EXERCISE
Identify the lines that include the word "monthly", then copy all of them.

(Records that describe figures)
* start *

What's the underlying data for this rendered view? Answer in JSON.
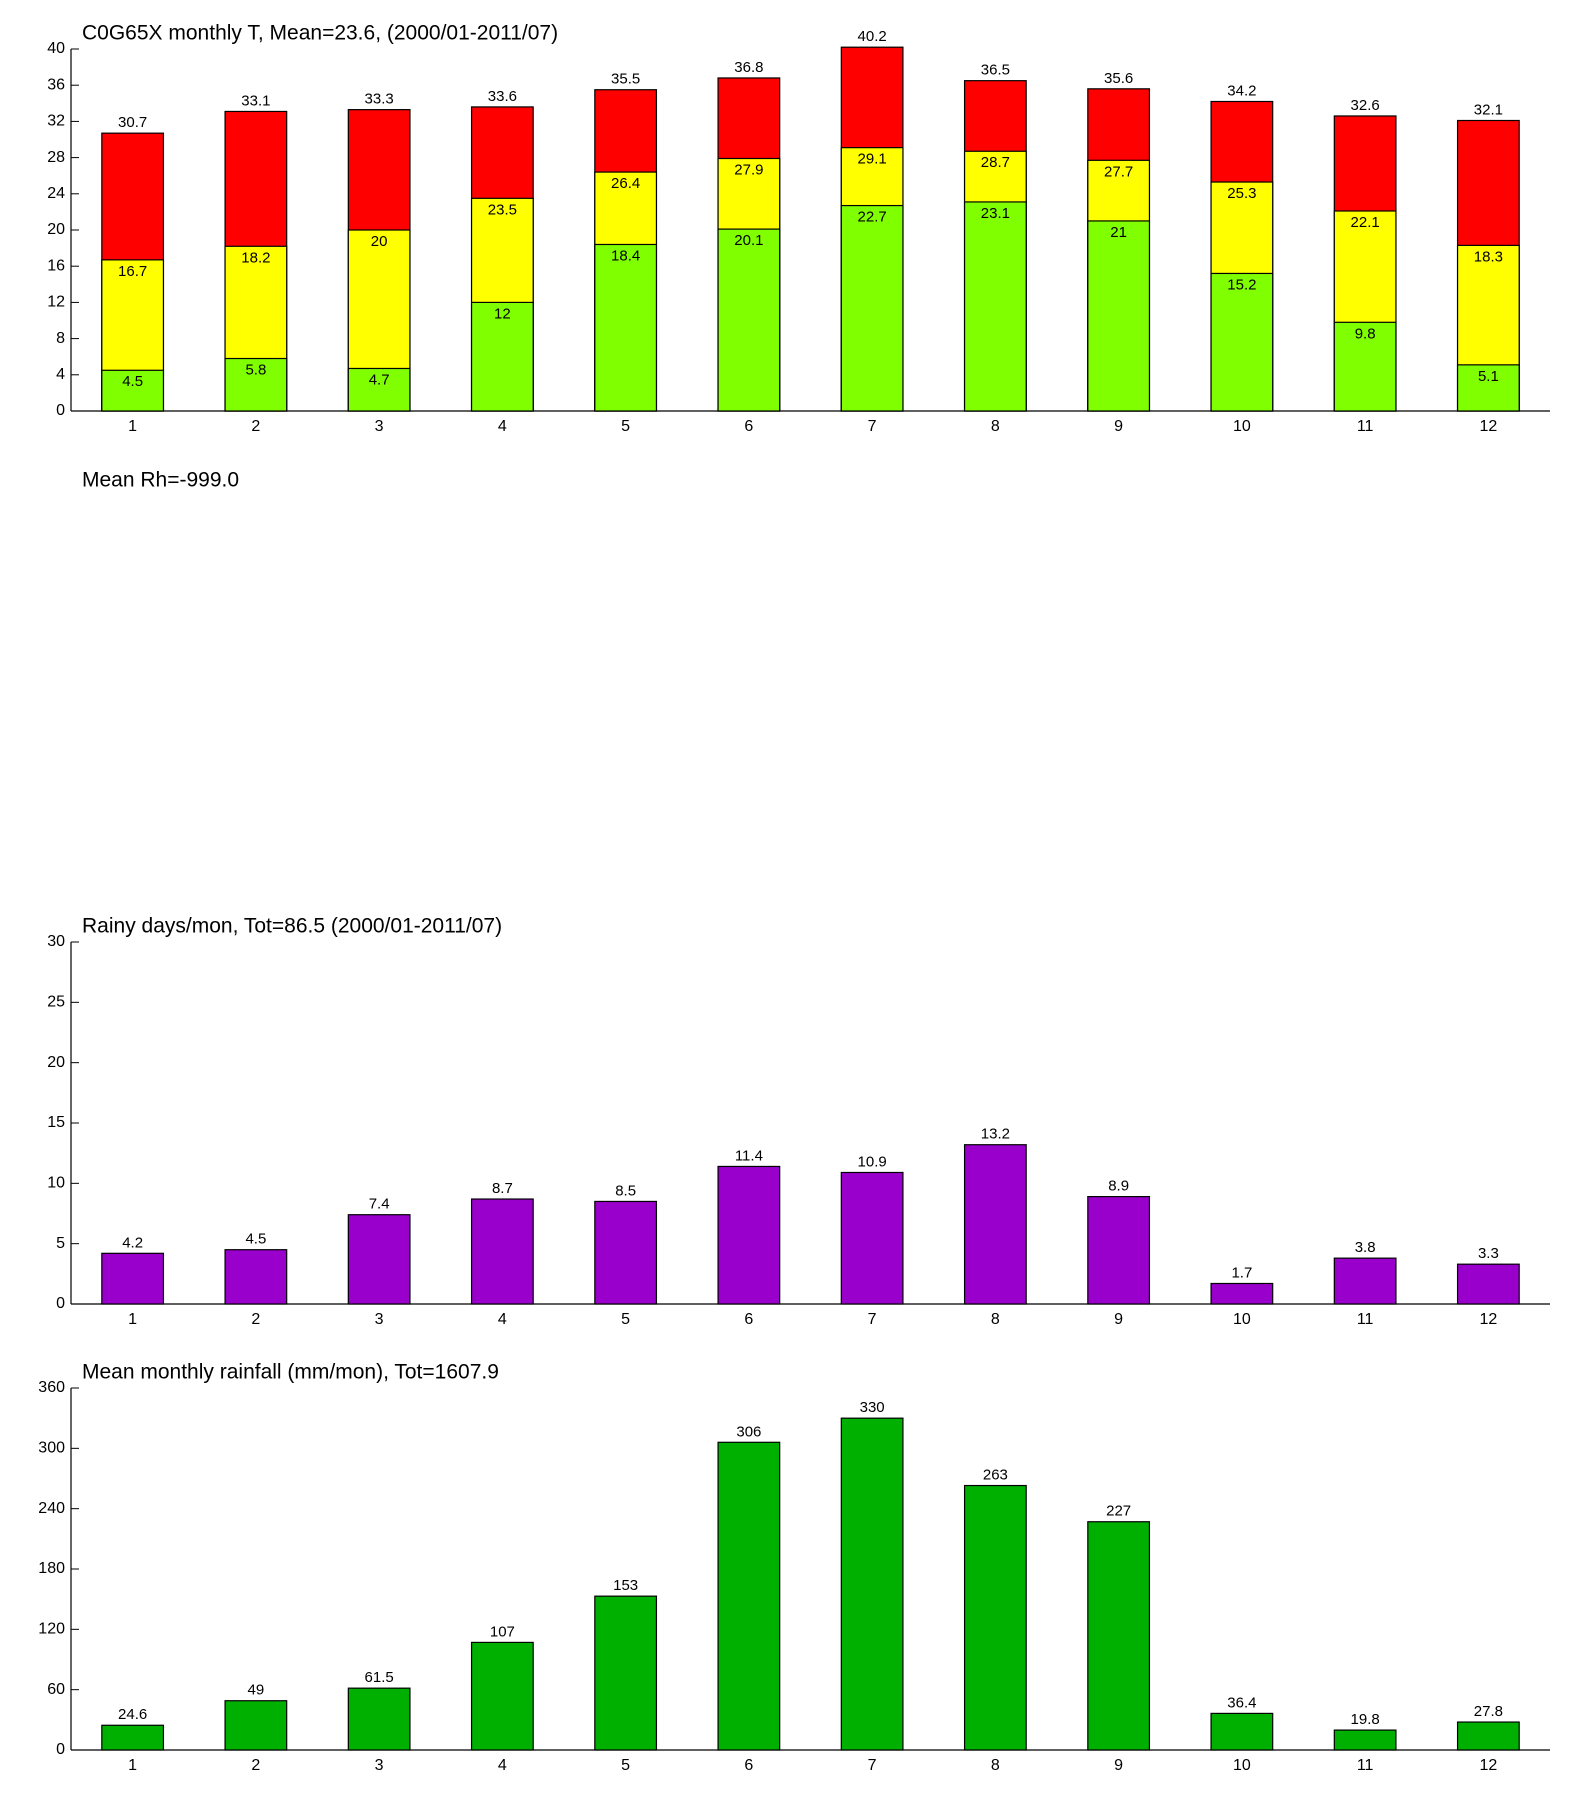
{
  "chart_data": [
    {
      "type": "bar",
      "title": "C0G65X monthly T, Mean=23.6, (2000/01-2011/07)",
      "categories": [
        "1",
        "2",
        "3",
        "4",
        "5",
        "6",
        "7",
        "8",
        "9",
        "10",
        "11",
        "12"
      ],
      "series": [
        {
          "color": "#ff0000",
          "values": [
            30.7,
            33.1,
            33.3,
            33.6,
            35.5,
            36.8,
            40.2,
            36.5,
            35.6,
            34.2,
            32.6,
            32.1
          ]
        },
        {
          "color": "#ffff00",
          "values": [
            16.7,
            18.2,
            20,
            23.5,
            26.4,
            27.9,
            29.1,
            28.7,
            27.7,
            25.3,
            22.1,
            18.3
          ]
        },
        {
          "color": "#80ff00",
          "values": [
            4.5,
            5.8,
            4.7,
            12,
            18.4,
            20.1,
            22.7,
            23.1,
            21,
            15.2,
            9.8,
            5.1
          ]
        }
      ],
      "ylim": [
        0,
        40
      ],
      "yticks": [
        0,
        4,
        8,
        12,
        16,
        20,
        24,
        28,
        32,
        36,
        40
      ]
    },
    {
      "type": "blank",
      "title": "Mean Rh=-999.0"
    },
    {
      "type": "bar",
      "title": "Rainy days/mon, Tot=86.5 (2000/01-2011/07)",
      "categories": [
        "1",
        "2",
        "3",
        "4",
        "5",
        "6",
        "7",
        "8",
        "9",
        "10",
        "11",
        "12"
      ],
      "series": [
        {
          "color": "#9900cc",
          "values": [
            4.2,
            4.5,
            7.4,
            8.7,
            8.5,
            11.4,
            10.9,
            13.2,
            8.9,
            1.7,
            3.8,
            3.3
          ]
        }
      ],
      "ylim": [
        0,
        30
      ],
      "yticks": [
        0,
        5,
        10,
        15,
        20,
        25,
        30
      ]
    },
    {
      "type": "bar",
      "title": "Mean monthly rainfall (mm/mon), Tot=1607.9",
      "categories": [
        "1",
        "2",
        "3",
        "4",
        "5",
        "6",
        "7",
        "8",
        "9",
        "10",
        "11",
        "12"
      ],
      "series": [
        {
          "color": "#00b000",
          "values": [
            24.6,
            49,
            61.5,
            107,
            153,
            306,
            330,
            263,
            227,
            36.4,
            19.8,
            27.8
          ]
        }
      ],
      "ylim": [
        0,
        360
      ],
      "yticks": [
        0,
        60,
        120,
        180,
        240,
        300,
        360
      ]
    }
  ]
}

* end *

RESULT FOR THIS TASK
      "title": "C0G65X monthly T, Mean=23.6, (2000/01-2011/07)",
      "title": "Mean monthly rainfall (mm/mon), Tot=1607.9",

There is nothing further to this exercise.